=== PROBLEM ===
Search the records for the word "What" and pick out every line that has it.

=== TASK INPUT ===
============================================================
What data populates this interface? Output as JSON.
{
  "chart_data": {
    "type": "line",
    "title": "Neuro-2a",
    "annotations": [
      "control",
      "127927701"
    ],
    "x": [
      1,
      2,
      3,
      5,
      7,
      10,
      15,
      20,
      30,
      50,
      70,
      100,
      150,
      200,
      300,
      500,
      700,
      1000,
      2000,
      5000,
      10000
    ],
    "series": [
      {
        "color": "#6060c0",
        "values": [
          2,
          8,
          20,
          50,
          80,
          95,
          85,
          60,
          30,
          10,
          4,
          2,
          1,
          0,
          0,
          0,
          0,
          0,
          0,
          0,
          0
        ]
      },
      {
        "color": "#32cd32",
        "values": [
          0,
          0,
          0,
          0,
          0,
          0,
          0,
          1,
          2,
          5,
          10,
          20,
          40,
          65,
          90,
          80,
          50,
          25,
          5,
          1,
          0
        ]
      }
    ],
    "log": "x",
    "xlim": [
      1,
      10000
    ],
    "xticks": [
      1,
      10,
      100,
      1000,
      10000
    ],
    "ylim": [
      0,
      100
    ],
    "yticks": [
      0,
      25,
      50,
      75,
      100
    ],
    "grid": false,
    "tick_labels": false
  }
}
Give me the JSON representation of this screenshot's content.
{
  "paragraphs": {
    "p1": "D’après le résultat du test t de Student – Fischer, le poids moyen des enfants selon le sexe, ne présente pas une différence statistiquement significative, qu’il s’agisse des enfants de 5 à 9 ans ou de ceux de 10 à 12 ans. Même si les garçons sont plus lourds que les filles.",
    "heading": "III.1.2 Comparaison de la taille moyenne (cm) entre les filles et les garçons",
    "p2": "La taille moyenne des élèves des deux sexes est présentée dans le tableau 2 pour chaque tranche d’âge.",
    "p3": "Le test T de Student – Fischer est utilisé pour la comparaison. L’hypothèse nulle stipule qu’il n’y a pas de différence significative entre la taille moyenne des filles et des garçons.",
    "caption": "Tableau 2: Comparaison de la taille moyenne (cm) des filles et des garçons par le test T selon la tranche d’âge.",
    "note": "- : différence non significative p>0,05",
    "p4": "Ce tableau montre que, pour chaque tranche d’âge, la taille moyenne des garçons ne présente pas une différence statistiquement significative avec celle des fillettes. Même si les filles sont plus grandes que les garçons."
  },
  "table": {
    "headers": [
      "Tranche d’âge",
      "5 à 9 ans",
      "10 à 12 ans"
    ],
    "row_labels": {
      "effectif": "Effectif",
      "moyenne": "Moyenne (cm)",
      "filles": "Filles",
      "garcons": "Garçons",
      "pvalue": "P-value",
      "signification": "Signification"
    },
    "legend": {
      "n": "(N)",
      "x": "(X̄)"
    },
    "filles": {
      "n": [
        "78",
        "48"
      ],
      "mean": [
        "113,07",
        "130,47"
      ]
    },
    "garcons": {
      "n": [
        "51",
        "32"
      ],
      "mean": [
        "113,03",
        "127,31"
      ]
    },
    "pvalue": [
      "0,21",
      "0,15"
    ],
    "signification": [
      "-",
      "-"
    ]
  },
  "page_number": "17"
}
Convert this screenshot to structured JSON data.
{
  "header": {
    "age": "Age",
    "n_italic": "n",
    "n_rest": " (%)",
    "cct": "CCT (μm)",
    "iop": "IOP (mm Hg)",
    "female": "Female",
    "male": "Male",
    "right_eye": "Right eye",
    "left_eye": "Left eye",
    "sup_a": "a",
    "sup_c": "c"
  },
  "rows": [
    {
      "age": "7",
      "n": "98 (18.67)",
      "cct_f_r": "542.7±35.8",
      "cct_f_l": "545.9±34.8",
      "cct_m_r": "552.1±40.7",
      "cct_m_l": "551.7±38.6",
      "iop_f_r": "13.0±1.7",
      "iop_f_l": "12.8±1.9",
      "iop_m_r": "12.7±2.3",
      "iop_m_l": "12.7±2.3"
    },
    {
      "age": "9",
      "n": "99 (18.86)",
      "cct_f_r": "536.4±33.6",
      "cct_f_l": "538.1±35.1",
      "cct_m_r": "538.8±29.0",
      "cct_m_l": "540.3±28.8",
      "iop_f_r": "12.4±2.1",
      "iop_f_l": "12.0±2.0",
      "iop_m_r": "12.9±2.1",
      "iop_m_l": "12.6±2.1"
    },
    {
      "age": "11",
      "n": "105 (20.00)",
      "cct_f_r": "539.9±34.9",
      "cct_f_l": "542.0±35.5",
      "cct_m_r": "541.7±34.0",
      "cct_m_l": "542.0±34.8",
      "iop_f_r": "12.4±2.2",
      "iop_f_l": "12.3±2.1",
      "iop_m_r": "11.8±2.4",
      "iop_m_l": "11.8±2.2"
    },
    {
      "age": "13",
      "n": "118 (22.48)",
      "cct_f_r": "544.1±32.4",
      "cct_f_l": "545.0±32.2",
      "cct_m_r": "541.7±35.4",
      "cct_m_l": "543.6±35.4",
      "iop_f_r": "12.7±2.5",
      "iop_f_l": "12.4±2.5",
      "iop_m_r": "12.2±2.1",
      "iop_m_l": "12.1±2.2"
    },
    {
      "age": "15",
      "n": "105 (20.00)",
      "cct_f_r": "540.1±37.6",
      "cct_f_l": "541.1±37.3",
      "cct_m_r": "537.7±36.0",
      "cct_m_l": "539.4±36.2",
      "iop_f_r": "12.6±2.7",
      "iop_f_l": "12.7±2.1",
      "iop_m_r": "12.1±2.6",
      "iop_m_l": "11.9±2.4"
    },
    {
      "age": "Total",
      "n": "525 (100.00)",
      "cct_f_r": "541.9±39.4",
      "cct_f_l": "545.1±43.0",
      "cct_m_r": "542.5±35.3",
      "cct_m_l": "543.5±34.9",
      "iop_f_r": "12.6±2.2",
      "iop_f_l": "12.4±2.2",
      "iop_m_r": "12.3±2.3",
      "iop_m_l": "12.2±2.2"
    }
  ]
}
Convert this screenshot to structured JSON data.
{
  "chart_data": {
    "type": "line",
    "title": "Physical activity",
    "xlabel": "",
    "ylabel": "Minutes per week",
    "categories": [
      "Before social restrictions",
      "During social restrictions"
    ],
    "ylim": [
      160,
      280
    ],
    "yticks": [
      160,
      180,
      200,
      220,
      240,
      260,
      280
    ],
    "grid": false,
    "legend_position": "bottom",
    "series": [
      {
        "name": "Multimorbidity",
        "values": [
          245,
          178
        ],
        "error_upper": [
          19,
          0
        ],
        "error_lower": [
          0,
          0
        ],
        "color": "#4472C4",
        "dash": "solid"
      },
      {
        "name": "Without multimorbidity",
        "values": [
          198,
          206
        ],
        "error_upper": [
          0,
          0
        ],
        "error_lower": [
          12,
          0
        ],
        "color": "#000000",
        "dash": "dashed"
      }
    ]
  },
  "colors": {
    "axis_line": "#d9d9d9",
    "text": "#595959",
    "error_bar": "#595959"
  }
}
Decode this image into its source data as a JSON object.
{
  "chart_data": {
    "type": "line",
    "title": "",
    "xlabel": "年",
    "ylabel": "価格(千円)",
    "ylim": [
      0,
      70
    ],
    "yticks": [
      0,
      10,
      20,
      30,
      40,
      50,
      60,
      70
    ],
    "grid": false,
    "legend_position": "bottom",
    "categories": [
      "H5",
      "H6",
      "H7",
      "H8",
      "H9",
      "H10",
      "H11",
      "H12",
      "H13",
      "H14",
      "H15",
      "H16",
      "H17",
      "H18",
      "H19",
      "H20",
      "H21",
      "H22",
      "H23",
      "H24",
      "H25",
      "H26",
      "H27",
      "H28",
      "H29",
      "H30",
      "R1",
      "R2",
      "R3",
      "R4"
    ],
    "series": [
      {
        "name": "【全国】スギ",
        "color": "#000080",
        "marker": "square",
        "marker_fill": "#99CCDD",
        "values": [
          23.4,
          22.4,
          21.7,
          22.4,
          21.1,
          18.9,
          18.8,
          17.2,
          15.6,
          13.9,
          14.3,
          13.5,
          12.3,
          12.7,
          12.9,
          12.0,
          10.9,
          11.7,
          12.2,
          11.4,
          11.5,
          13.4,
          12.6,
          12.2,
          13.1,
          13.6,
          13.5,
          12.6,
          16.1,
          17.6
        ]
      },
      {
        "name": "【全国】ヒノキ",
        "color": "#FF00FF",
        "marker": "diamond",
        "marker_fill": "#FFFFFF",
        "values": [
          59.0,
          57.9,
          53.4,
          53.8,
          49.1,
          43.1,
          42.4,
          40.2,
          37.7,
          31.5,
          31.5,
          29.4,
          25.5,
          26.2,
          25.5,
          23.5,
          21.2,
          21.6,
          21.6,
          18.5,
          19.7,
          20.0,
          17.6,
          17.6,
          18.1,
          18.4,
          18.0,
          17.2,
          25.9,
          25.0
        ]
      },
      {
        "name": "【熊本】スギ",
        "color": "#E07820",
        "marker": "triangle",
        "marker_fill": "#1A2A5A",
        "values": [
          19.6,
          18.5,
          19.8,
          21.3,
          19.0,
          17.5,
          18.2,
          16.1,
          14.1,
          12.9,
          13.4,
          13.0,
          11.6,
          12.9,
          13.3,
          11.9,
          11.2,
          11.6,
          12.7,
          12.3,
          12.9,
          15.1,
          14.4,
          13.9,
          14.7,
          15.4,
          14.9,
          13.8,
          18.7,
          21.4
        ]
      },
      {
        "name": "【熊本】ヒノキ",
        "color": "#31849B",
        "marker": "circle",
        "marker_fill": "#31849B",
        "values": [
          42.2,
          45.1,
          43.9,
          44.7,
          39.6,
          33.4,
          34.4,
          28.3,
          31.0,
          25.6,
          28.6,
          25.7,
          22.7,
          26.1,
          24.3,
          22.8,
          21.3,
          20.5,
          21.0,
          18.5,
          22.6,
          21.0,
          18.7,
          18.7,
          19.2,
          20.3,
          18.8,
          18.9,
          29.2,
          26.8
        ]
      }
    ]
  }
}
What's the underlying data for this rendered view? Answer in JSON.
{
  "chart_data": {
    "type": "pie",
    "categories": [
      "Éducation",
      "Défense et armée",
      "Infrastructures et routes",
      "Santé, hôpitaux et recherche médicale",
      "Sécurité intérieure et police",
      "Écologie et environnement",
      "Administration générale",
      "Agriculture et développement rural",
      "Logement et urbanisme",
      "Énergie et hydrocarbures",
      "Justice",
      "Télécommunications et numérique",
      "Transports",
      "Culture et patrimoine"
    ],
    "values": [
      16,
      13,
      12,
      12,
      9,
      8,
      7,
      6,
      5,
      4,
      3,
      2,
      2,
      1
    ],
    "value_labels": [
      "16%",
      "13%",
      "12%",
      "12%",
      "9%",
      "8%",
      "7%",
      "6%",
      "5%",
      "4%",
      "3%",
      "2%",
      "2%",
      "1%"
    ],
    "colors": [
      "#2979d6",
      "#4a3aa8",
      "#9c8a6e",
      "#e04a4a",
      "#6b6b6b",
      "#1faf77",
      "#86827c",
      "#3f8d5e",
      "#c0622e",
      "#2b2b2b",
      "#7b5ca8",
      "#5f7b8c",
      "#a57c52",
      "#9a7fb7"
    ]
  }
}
============================================================
=== RESULT ===
What data populates this interface? Output as JSON.
What's the underlying data for this rendered view? Answer in JSON.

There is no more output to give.